[WHAT YOU NEED TO DO]:
1. Using the text on the KSA's case against Mr Green below, answer these:
(a) Which payment method did the operator accept?
(b) About what share of MRG's total revenue comes from the Dutch market?
(c) Between which dates did the regulator's investigation run?
2. For each statement, say whether it agrees with the text on the KSA's case against Mr Green below. Answer yes or no and quote the deciding words.
(a) The KSA requires Mr Green to apply IP blocking.
(b) The operator is listed on Nasdaq Stockholm.
(c) The operator claimed geo-blocking would violate privacy regulations.

The operator said geo-blocking was expensive and complicated, would violate privacy regulations, and that most gaming firms do not adhere to this practice in the Netherlands. The KSA acknowledged that it does not oblige Mr Green to apply IP blocking; only that the operator complies with the law. A simple way to prevent offering games of chance in the Netherlands would be to apply geo-blocking, the KSA noted.
Furthermore, the regulator discovered during its investigation between 13 July and 7 November 2017 that the Nasdaq Stockholm-listed operator offered a Dutch language version of the site, had Dutch-speaking customer support, and accepted payments using iDEAL.
Persona non grata
The Dutch market accounts for around 6% of MRG’s total revenue, so it’s impact on profitability is “insignificant”, the company suggested in a statement responding to the KSA’s ruling. (Q2 revenue from the Netherlands amounted to roughly SEK26m). Even so, MGR voiced concerns during the investigation that punitive measures would impact the company’s chances of obtaining a remote gaming licence once legislation passes.

[DATA RECORDS]:

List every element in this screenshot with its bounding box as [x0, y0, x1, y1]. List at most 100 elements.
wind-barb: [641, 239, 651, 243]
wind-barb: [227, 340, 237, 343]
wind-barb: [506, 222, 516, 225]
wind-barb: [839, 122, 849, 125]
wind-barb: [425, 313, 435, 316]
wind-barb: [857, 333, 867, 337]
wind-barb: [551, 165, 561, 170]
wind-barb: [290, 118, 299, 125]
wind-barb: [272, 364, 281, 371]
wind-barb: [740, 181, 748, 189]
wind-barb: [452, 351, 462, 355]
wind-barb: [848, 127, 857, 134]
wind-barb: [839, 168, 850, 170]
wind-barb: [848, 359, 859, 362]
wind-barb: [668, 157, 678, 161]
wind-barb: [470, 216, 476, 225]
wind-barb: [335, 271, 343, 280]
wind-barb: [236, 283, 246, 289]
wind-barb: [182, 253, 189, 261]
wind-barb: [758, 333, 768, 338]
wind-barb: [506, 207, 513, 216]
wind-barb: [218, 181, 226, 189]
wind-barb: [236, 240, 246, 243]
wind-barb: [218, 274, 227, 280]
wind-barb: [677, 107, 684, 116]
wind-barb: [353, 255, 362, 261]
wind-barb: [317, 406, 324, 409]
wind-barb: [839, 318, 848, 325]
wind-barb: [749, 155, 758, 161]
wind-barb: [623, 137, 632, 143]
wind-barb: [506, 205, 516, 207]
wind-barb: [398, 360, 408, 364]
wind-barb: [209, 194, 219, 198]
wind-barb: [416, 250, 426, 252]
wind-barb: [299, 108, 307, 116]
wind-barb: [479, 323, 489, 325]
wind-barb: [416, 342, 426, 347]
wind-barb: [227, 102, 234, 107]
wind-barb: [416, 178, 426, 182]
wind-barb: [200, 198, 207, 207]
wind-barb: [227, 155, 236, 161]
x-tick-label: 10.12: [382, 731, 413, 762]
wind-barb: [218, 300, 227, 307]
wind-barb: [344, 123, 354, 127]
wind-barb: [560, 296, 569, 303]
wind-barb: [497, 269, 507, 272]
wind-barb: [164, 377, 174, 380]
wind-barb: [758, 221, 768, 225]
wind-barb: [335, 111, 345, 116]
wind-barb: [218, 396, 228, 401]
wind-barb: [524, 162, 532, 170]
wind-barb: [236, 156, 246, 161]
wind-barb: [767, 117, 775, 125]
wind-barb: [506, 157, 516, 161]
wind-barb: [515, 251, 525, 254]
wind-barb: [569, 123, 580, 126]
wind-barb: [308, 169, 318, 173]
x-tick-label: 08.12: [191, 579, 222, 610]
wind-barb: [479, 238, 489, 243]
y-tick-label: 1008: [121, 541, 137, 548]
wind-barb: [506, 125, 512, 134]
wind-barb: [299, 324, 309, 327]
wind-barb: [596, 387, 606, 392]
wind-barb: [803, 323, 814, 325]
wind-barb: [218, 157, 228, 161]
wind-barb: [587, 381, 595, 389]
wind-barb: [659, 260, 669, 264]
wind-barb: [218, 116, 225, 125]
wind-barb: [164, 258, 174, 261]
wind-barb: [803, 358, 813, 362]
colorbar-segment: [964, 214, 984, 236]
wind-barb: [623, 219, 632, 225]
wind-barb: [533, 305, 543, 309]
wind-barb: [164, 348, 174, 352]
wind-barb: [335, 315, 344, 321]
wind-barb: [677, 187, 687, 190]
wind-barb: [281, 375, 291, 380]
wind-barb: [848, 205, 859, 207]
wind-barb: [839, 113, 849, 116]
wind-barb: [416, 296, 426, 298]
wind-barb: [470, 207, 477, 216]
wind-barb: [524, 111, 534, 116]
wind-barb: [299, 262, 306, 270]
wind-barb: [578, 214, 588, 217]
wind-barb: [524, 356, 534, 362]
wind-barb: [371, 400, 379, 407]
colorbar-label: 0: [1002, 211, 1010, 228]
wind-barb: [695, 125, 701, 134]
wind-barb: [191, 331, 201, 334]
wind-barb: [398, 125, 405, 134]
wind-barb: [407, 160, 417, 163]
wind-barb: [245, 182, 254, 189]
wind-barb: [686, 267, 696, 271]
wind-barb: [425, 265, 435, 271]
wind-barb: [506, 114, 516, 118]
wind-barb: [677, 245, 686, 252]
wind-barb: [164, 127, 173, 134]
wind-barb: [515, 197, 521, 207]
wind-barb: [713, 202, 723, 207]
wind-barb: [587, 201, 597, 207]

[OUTPUTS FOR THE TASKS]:
1.
(a) iDEAL
(b) Around 6%
(c) Between 13 July and 7 November 2017

2.
(a) No: "The KSA acknowledged that it does not oblige Mr Green to apply IP blocking"
(b) Yes: "the Nasdaq Stockholm-listed operator"
(c) Yes: "would violate privacy regulations"